▶ [INSTRUCTIONS TO FOLLOW] Reproduce all records exactly.

::: SUPPLIED RECORDS :::

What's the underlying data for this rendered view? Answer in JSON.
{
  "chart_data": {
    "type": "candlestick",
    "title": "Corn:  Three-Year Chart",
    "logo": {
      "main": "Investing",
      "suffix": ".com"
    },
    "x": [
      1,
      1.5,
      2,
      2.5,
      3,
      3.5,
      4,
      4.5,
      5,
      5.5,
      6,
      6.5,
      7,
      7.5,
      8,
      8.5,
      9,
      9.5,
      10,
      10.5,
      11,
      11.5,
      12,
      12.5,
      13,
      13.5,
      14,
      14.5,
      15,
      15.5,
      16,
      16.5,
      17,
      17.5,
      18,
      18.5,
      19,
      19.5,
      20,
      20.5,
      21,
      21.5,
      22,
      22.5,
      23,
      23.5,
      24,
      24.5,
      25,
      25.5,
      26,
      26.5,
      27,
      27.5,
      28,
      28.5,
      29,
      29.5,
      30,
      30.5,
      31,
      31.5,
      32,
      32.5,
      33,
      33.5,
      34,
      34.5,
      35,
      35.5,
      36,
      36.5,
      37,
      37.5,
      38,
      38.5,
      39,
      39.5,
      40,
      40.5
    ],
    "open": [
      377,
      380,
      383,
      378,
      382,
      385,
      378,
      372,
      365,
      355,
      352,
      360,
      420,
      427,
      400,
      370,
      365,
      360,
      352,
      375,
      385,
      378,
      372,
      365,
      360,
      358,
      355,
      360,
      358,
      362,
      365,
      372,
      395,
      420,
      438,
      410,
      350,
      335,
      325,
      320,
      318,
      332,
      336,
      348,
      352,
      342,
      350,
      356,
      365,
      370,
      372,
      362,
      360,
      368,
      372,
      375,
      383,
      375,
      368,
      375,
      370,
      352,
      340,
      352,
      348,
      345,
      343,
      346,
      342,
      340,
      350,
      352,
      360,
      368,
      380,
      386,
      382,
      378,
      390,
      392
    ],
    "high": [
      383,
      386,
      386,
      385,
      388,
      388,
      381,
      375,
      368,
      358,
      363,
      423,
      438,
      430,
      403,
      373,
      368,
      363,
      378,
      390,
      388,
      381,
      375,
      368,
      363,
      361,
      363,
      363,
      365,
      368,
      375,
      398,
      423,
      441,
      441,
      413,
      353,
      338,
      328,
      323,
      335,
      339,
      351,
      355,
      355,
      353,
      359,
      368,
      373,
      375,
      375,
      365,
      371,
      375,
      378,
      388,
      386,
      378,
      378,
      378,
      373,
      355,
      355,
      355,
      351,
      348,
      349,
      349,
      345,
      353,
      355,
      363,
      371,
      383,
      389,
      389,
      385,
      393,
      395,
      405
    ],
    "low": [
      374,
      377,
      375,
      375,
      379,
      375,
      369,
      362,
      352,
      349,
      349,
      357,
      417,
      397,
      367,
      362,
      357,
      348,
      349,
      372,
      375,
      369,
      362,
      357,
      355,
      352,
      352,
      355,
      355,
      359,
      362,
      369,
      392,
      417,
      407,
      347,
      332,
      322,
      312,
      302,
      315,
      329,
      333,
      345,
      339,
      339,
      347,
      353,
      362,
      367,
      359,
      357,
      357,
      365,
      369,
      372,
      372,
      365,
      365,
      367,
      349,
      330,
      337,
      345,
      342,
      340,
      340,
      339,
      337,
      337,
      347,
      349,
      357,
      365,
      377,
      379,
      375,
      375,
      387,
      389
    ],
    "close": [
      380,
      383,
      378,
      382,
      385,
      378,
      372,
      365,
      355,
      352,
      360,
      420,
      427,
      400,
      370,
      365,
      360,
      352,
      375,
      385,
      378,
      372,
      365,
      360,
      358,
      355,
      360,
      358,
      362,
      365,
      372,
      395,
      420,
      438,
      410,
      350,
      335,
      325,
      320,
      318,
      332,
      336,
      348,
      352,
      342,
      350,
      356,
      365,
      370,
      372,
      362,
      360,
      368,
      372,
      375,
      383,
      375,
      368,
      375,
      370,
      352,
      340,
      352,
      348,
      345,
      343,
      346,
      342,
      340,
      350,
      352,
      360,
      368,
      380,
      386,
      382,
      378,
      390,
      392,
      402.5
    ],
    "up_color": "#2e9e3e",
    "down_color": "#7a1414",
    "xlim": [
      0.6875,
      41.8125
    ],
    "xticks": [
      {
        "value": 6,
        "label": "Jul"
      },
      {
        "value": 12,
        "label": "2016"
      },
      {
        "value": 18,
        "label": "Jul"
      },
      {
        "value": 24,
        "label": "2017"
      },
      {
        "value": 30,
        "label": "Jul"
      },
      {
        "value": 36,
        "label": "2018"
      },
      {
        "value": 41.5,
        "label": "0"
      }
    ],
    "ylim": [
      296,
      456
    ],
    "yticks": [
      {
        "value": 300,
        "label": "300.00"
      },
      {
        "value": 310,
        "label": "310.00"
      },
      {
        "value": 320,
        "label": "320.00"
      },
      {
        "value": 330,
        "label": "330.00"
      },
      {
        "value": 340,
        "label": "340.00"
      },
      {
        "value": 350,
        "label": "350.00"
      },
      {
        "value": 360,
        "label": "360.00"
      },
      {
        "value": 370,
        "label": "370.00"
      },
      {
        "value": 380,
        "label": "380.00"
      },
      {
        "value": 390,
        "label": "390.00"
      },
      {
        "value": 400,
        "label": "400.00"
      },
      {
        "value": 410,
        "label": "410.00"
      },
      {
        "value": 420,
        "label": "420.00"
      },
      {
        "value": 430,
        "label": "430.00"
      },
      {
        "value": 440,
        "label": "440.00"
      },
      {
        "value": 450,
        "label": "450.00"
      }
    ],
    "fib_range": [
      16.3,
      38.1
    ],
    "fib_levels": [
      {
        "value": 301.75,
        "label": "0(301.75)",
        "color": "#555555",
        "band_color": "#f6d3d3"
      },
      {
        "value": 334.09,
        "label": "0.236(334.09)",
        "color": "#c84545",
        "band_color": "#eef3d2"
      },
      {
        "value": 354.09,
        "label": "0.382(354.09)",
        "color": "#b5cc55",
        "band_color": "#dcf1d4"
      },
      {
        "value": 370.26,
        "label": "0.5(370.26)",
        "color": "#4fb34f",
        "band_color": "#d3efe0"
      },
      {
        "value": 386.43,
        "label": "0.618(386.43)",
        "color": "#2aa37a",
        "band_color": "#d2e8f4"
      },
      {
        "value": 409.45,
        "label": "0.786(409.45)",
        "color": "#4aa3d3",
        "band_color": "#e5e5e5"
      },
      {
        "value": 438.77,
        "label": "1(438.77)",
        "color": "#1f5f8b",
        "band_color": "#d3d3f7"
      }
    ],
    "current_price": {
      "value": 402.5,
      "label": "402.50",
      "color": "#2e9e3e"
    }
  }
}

:::

▶ [EXPECTED OUTPUT]
What's the underlying data for this rendered view? Answer in JSON.
{
  "chart_data": {
    "type": "candlestick",
    "title": "Corn:  Three-Year Chart",
    "logo": {
      "main": "Investing",
      "suffix": ".com"
    },
    "x": [
      1,
      1.5,
      2,
      2.5,
      3,
      3.5,
      4,
      4.5,
      5,
      5.5,
      6,
      6.5,
      7,
      7.5,
      8,
      8.5,
      9,
      9.5,
      10,
      10.5,
      11,
      11.5,
      12,
      12.5,
      13,
      13.5,
      14,
      14.5,
      15,
      15.5,
      16,
      16.5,
      17,
      17.5,
      18,
      18.5,
      19,
      19.5,
      20,
      20.5,
      21,
      21.5,
      22,
      22.5,
      23,
      23.5,
      24,
      24.5,
      25,
      25.5,
      26,
      26.5,
      27,
      27.5,
      28,
      28.5,
      29,
      29.5,
      30,
      30.5,
      31,
      31.5,
      32,
      32.5,
      33,
      33.5,
      34,
      34.5,
      35,
      35.5,
      36,
      36.5,
      37,
      37.5,
      38,
      38.5,
      39,
      39.5,
      40,
      40.5
    ],
    "open": [
      377,
      380,
      383,
      378,
      382,
      385,
      378,
      372,
      365,
      355,
      352,
      360,
      420,
      427,
      400,
      370,
      365,
      360,
      352,
      375,
      385,
      378,
      372,
      365,
      360,
      358,
      355,
      360,
      358,
      362,
      365,
      372,
      395,
      420,
      438,
      410,
      350,
      335,
      325,
      320,
      318,
      332,
      336,
      348,
      352,
      342,
      350,
      356,
      365,
      370,
      372,
      362,
      360,
      368,
      372,
      375,
      383,
      375,
      368,
      375,
      370,
      352,
      340,
      352,
      348,
      345,
      343,
      346,
      342,
      340,
      350,
      352,
      360,
      368,
      380,
      386,
      382,
      378,
      390,
      392
    ],
    "high": [
      383,
      386,
      386,
      385,
      388,
      388,
      381,
      375,
      368,
      358,
      363,
      423,
      438,
      430,
      403,
      373,
      368,
      363,
      378,
      390,
      388,
      381,
      375,
      368,
      363,
      361,
      363,
      363,
      365,
      368,
      375,
      398,
      423,
      441,
      441,
      413,
      353,
      338,
      328,
      323,
      335,
      339,
      351,
      355,
      355,
      353,
      359,
      368,
      373,
      375,
      375,
      365,
      371,
      375,
      378,
      388,
      386,
      378,
      378,
      378,
      373,
      355,
      355,
      355,
      351,
      348,
      349,
      349,
      345,
      353,
      355,
      363,
      371,
      383,
      389,
      389,
      385,
      393,
      395,
      405
    ],
    "low": [
      374,
      377,
      375,
      375,
      379,
      375,
      369,
      362,
      352,
      349,
      349,
      357,
      417,
      397,
      367,
      362,
      357,
      348,
      349,
      372,
      375,
      369,
      362,
      357,
      355,
      352,
      352,
      355,
      355,
      359,
      362,
      369,
      392,
      417,
      407,
      347,
      332,
      322,
      312,
      302,
      315,
      329,
      333,
      345,
      339,
      339,
      347,
      353,
      362,
      367,
      359,
      357,
      357,
      365,
      369,
      372,
      372,
      365,
      365,
      367,
      349,
      330,
      337,
      345,
      342,
      340,
      340,
      339,
      337,
      337,
      347,
      349,
      357,
      365,
      377,
      379,
      375,
      375,
      387,
      389
    ],
    "close": [
      380,
      383,
      378,
      382,
      385,
      378,
      372,
      365,
      355,
      352,
      360,
      420,
      427,
      400,
      370,
      365,
      360,
      352,
      375,
      385,
      378,
      372,
      365,
      360,
      358,
      355,
      360,
      358,
      362,
      365,
      372,
      395,
      420,
      438,
      410,
      350,
      335,
      325,
      320,
      318,
      332,
      336,
      348,
      352,
      342,
      350,
      356,
      365,
      370,
      372,
      362,
      360,
      368,
      372,
      375,
      383,
      375,
      368,
      375,
      370,
      352,
      340,
      352,
      348,
      345,
      343,
      346,
      342,
      340,
      350,
      352,
      360,
      368,
      380,
      386,
      382,
      378,
      390,
      392,
      402.5
    ],
    "up_color": "#2e9e3e",
    "down_color": "#7a1414",
    "xlim": [
      0.6875,
      41.8125
    ],
    "xticks": [
      {
        "value": 6,
        "label": "Jul"
      },
      {
        "value": 12,
        "label": "2016"
      },
      {
        "value": 18,
        "label": "Jul"
      },
      {
        "value": 24,
        "label": "2017"
      },
      {
        "value": 30,
        "label": "Jul"
      },
      {
        "value": 36,
        "label": "2018"
      },
      {
        "value": 41.5,
        "label": "0"
      }
    ],
    "ylim": [
      296,
      456
    ],
    "yticks": [
      {
        "value": 300,
        "label": "300.00"
      },
      {
        "value": 310,
        "label": "310.00"
      },
      {
        "value": 320,
        "label": "320.00"
      },
      {
        "value": 330,
        "label": "330.00"
      },
      {
        "value": 340,
        "label": "340.00"
      },
      {
        "value": 350,
        "label": "350.00"
      },
      {
        "value": 360,
        "label": "360.00"
      },
      {
        "value": 370,
        "label": "370.00"
      },
      {
        "value": 380,
        "label": "380.00"
      },
      {
        "value": 390,
        "label": "390.00"
      },
      {
        "value": 400,
        "label": "400.00"
      },
      {
        "value": 410,
        "label": "410.00"
      },
      {
        "value": 420,
        "label": "420.00"
      },
      {
        "value": 430,
        "label": "430.00"
      },
      {
        "value": 440,
        "label": "440.00"
      },
      {
        "value": 450,
        "label": "450.00"
      }
    ],
    "fib_range": [
      16.3,
      38.1
    ],
    "fib_levels": [
      {
        "value": 301.75,
        "label": "0(301.75)",
        "color": "#555555",
        "band_color": "#f6d3d3"
      },
      {
        "value": 334.09,
        "label": "0.236(334.09)",
        "color": "#c84545",
        "band_color": "#eef3d2"
      },
      {
        "value": 354.09,
        "label": "0.382(354.09)",
        "color": "#b5cc55",
        "band_color": "#dcf1d4"
      },
      {
        "value": 370.26,
        "label": "0.5(370.26)",
        "color": "#4fb34f",
        "band_color": "#d3efe0"
      },
      {
        "value": 386.43,
        "label": "0.618(386.43)",
        "color": "#2aa37a",
        "band_color": "#d2e8f4"
      },
      {
        "value": 409.45,
        "label": "0.786(409.45)",
        "color": "#4aa3d3",
        "band_color": "#e5e5e5"
      },
      {
        "value": 438.77,
        "label": "1(438.77)",
        "color": "#1f5f8b",
        "band_color": "#d3d3f7"
      }
    ],
    "current_price": {
      "value": 402.5,
      "label": "402.50",
      "color": "#2e9e3e"
    }
  }
}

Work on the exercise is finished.